What is expected:
Beneath this task is a listing. State how many of its lines include the string "Фото", giving nothing but the number.

Data in this exercise:
|---|
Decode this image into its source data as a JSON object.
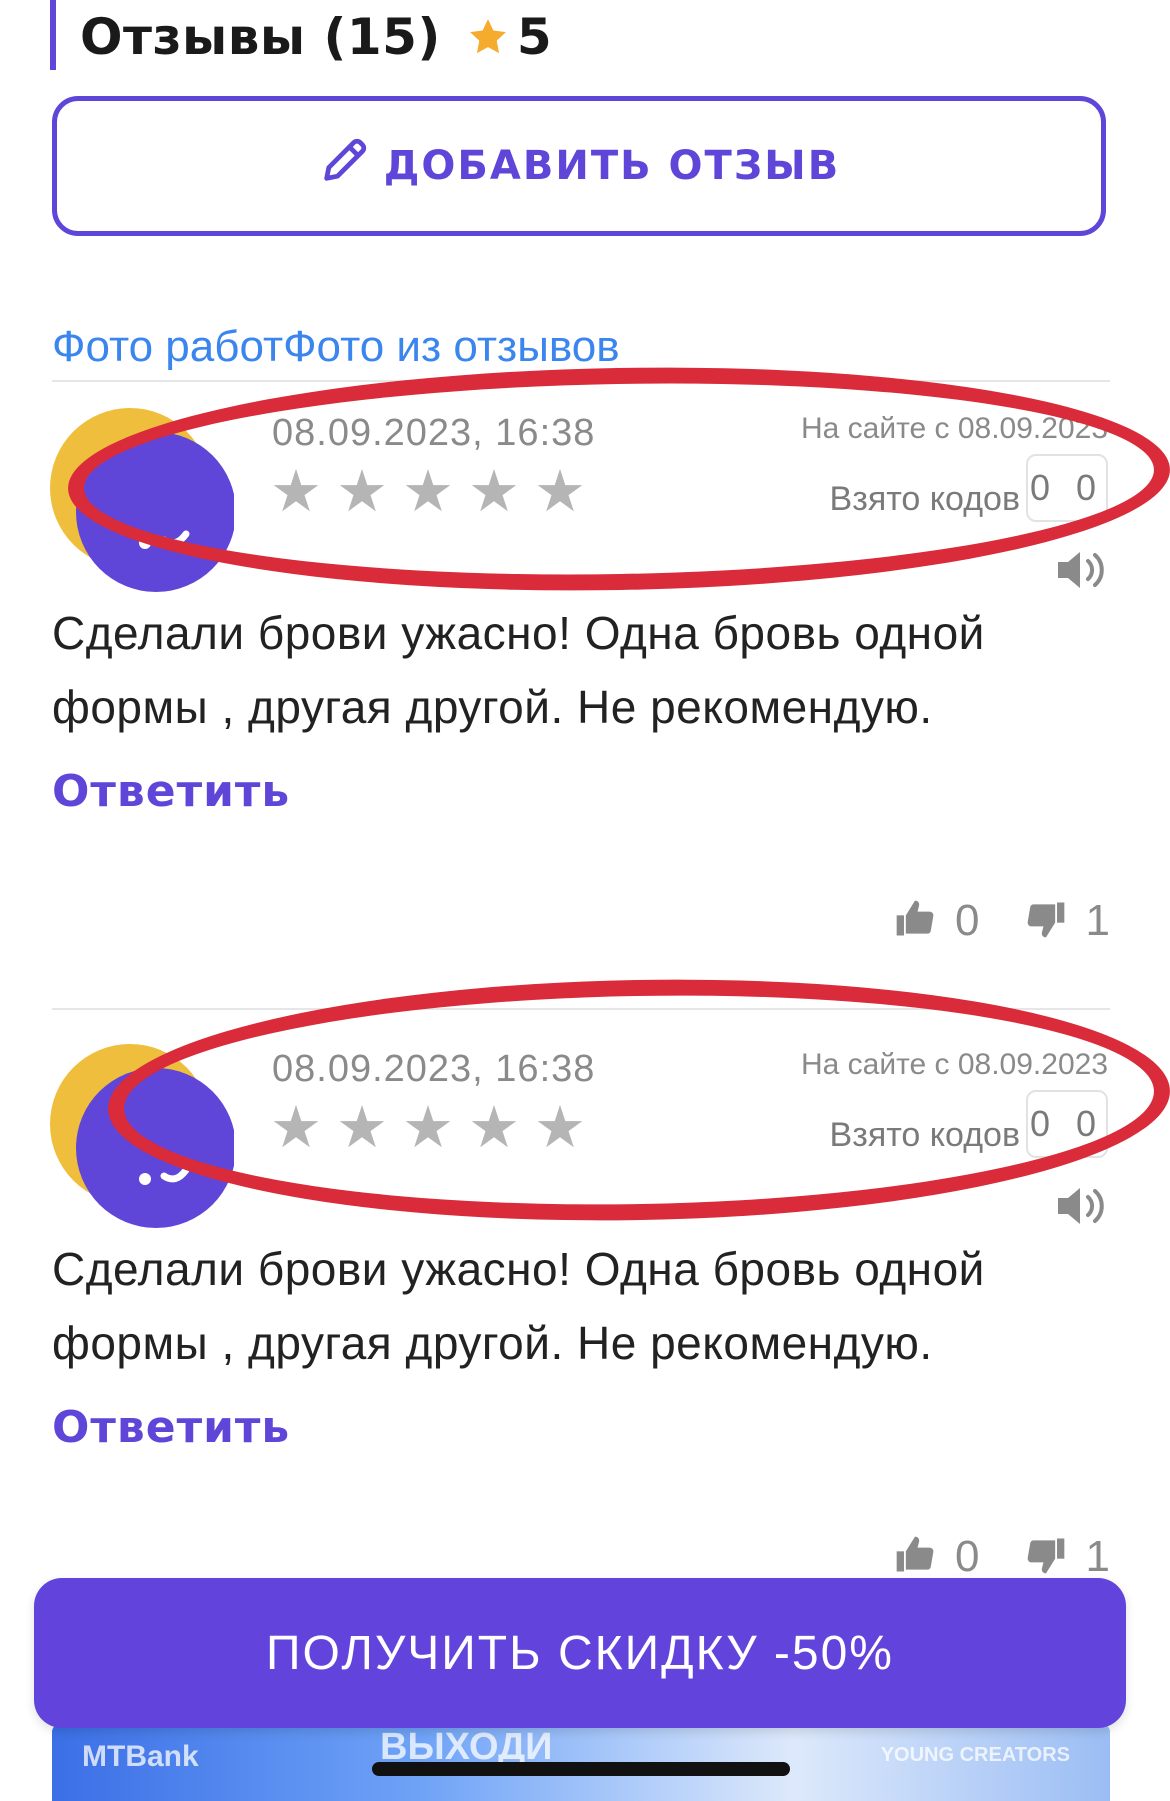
{
  "header": {
    "title": "Отзывы (15)",
    "rating": "5"
  },
  "add_review_label": "ДОБАВИТЬ ОТЗЫВ",
  "photo_tabs": {
    "works": "Фото работ",
    "reviews": "Фото из отзывов"
  },
  "reviews": [
    {
      "date": "08.09.2023, 16:38",
      "rating": 0,
      "member_since": "На сайте с 08.09.2023",
      "codes_label": "Взято кодов",
      "codes_value": "0 0",
      "text": "Сделали брови ужасно! Одна бровь одной формы , другая другой. Не рекомендую.",
      "reply_label": "Ответить",
      "likes": "0",
      "dislikes": "1"
    },
    {
      "date": "08.09.2023, 16:38",
      "rating": 0,
      "member_since": "На сайте с 08.09.2023",
      "codes_label": "Взято кодов",
      "codes_value": "0 0",
      "text": "Сделали брови ужасно! Одна бровь одной формы , другая другой. Не рекомендую.",
      "reply_label": "Ответить",
      "likes": "0",
      "dislikes": "1"
    }
  ],
  "cta_label": "ПОЛУЧИТЬ СКИДКУ -50%",
  "banner": {
    "left": "MTBank",
    "center": "ВЫХОДИ",
    "right": "YOUNG CREATORS"
  },
  "colors": {
    "accent": "#5f46d9",
    "link": "#3a86ee",
    "highlight": "#d92b3a",
    "avatar_yellow": "#efbe3d",
    "avatar_purple": "#5f46d9"
  }
}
|---|
Response to this exercise:
2